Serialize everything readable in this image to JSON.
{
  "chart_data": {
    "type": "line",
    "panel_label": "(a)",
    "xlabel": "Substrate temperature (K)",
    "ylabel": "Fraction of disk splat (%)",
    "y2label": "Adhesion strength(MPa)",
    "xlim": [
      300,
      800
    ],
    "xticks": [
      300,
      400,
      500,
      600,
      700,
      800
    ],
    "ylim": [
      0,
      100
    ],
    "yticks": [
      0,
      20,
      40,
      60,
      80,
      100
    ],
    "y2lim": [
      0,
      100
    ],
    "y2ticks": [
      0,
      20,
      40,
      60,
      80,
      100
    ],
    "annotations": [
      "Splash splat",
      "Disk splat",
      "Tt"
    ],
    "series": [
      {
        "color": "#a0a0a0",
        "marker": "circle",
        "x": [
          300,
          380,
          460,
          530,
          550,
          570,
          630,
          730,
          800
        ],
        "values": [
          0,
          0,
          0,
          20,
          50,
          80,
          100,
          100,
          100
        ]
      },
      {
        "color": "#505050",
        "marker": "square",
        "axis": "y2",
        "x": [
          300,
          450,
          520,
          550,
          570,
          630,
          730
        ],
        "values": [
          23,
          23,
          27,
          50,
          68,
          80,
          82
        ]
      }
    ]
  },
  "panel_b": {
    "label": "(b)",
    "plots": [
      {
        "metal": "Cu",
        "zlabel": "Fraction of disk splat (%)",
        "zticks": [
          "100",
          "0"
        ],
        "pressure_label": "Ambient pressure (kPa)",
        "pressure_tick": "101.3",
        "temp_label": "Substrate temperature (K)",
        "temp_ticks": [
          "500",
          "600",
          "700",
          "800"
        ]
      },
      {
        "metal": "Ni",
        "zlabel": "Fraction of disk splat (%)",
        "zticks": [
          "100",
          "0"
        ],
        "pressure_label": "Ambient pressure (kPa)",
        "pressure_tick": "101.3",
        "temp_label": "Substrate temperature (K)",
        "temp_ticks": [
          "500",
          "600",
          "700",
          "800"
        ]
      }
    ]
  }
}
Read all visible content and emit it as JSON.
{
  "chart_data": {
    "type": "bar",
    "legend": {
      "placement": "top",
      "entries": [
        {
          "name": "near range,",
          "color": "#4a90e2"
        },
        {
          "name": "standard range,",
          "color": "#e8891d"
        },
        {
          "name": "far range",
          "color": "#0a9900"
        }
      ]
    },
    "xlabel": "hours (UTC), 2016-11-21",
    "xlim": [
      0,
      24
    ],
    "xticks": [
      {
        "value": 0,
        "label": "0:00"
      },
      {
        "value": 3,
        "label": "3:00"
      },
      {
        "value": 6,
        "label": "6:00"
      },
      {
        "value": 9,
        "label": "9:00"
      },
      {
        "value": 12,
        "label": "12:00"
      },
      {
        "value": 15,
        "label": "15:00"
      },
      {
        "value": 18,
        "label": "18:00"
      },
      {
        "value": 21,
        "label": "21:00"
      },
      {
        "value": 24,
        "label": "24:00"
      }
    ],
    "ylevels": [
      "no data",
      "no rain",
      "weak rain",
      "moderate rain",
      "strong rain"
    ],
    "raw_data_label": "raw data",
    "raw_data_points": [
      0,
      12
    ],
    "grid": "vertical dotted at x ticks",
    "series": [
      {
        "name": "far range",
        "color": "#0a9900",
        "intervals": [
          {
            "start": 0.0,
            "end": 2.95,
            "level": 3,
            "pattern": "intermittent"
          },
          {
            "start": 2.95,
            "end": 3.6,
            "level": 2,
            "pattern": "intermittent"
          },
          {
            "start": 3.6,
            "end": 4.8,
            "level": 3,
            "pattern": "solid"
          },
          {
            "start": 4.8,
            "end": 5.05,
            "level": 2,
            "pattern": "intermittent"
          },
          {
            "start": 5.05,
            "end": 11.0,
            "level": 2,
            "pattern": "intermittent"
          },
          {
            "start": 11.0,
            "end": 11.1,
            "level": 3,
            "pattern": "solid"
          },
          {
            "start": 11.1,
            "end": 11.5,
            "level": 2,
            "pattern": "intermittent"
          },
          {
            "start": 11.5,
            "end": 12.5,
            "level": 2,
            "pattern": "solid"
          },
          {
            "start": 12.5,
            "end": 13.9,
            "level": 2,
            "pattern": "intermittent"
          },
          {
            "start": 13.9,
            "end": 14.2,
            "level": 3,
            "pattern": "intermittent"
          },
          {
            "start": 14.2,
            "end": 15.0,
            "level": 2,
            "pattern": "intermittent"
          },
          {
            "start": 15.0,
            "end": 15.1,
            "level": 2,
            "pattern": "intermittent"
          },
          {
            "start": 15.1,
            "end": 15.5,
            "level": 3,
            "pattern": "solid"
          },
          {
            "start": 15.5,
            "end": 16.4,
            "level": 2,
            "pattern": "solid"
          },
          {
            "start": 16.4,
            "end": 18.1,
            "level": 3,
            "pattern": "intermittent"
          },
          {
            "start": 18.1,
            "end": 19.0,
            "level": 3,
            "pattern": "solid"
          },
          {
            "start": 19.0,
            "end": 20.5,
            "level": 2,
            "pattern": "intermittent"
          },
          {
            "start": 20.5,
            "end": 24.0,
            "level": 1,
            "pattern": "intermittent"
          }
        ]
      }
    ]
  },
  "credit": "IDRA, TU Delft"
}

● The request: Each entry is to be returned in full, character for character.

● Right answer:
Serialize everything readable in this image to JSON.
{
  "chart_data": {
    "type": "line",
    "panel_label": "(a)",
    "xlabel": "Substrate temperature (K)",
    "ylabel": "Fraction of disk splat (%)",
    "y2label": "Adhesion strength(MPa)",
    "xlim": [
      300,
      800
    ],
    "xticks": [
      300,
      400,
      500,
      600,
      700,
      800
    ],
    "ylim": [
      0,
      100
    ],
    "yticks": [
      0,
      20,
      40,
      60,
      80,
      100
    ],
    "y2lim": [
      0,
      100
    ],
    "y2ticks": [
      0,
      20,
      40,
      60,
      80,
      100
    ],
    "annotations": [
      "Splash splat",
      "Disk splat",
      "Tt"
    ],
    "series": [
      {
        "color": "#a0a0a0",
        "marker": "circle",
        "x": [
          300,
          380,
          460,
          530,
          550,
          570,
          630,
          730,
          800
        ],
        "values": [
          0,
          0,
          0,
          20,
          50,
          80,
          100,
          100,
          100
        ]
      },
      {
        "color": "#505050",
        "marker": "square",
        "axis": "y2",
        "x": [
          300,
          450,
          520,
          550,
          570,
          630,
          730
        ],
        "values": [
          23,
          23,
          27,
          50,
          68,
          80,
          82
        ]
      }
    ]
  },
  "panel_b": {
    "label": "(b)",
    "plots": [
      {
        "metal": "Cu",
        "zlabel": "Fraction of disk splat (%)",
        "zticks": [
          "100",
          "0"
        ],
        "pressure_label": "Ambient pressure (kPa)",
        "pressure_tick": "101.3",
        "temp_label": "Substrate temperature (K)",
        "temp_ticks": [
          "500",
          "600",
          "700",
          "800"
        ]
      },
      {
        "metal": "Ni",
        "zlabel": "Fraction of disk splat (%)",
        "zticks": [
          "100",
          "0"
        ],
        "pressure_label": "Ambient pressure (kPa)",
        "pressure_tick": "101.3",
        "temp_label": "Substrate temperature (K)",
        "temp_ticks": [
          "500",
          "600",
          "700",
          "800"
        ]
      }
    ]
  }
}
Read all visible content and emit it as JSON.
{
  "chart_data": {
    "type": "bar",
    "legend": {
      "placement": "top",
      "entries": [
        {
          "name": "near range,",
          "color": "#4a90e2"
        },
        {
          "name": "standard range,",
          "color": "#e8891d"
        },
        {
          "name": "far range",
          "color": "#0a9900"
        }
      ]
    },
    "xlabel": "hours (UTC), 2016-11-21",
    "xlim": [
      0,
      24
    ],
    "xticks": [
      {
        "value": 0,
        "label": "0:00"
      },
      {
        "value": 3,
        "label": "3:00"
      },
      {
        "value": 6,
        "label": "6:00"
      },
      {
        "value": 9,
        "label": "9:00"
      },
      {
        "value": 12,
        "label": "12:00"
      },
      {
        "value": 15,
        "label": "15:00"
      },
      {
        "value": 18,
        "label": "18:00"
      },
      {
        "value": 21,
        "label": "21:00"
      },
      {
        "value": 24,
        "label": "24:00"
      }
    ],
    "ylevels": [
      "no data",
      "no rain",
      "weak rain",
      "moderate rain",
      "strong rain"
    ],
    "raw_data_label": "raw data",
    "raw_data_points": [
      0,
      12
    ],
    "grid": "vertical dotted at x ticks",
    "series": [
      {
        "name": "far range",
        "color": "#0a9900",
        "intervals": [
          {
            "start": 0.0,
            "end": 2.95,
            "level": 3,
            "pattern": "intermittent"
          },
          {
            "start": 2.95,
            "end": 3.6,
            "level": 2,
            "pattern": "intermittent"
          },
          {
            "start": 3.6,
            "end": 4.8,
            "level": 3,
            "pattern": "solid"
          },
          {
            "start": 4.8,
            "end": 5.05,
            "level": 2,
            "pattern": "intermittent"
          },
          {
            "start": 5.05,
            "end": 11.0,
            "level": 2,
            "pattern": "intermittent"
          },
          {
            "start": 11.0,
            "end": 11.1,
            "level": 3,
            "pattern": "solid"
          },
          {
            "start": 11.1,
            "end": 11.5,
            "level": 2,
            "pattern": "intermittent"
          },
          {
            "start": 11.5,
            "end": 12.5,
            "level": 2,
            "pattern": "solid"
          },
          {
            "start": 12.5,
            "end": 13.9,
            "level": 2,
            "pattern": "intermittent"
          },
          {
            "start": 13.9,
            "end": 14.2,
            "level": 3,
            "pattern": "intermittent"
          },
          {
            "start": 14.2,
            "end": 15.0,
            "level": 2,
            "pattern": "intermittent"
          },
          {
            "start": 15.0,
            "end": 15.1,
            "level": 2,
            "pattern": "intermittent"
          },
          {
            "start": 15.1,
            "end": 15.5,
            "level": 3,
            "pattern": "solid"
          },
          {
            "start": 15.5,
            "end": 16.4,
            "level": 2,
            "pattern": "solid"
          },
          {
            "start": 16.4,
            "end": 18.1,
            "level": 3,
            "pattern": "intermittent"
          },
          {
            "start": 18.1,
            "end": 19.0,
            "level": 3,
            "pattern": "solid"
          },
          {
            "start": 19.0,
            "end": 20.5,
            "level": 2,
            "pattern": "intermittent"
          },
          {
            "start": 20.5,
            "end": 24.0,
            "level": 1,
            "pattern": "intermittent"
          }
        ]
      }
    ]
  },
  "credit": "IDRA, TU Delft"
}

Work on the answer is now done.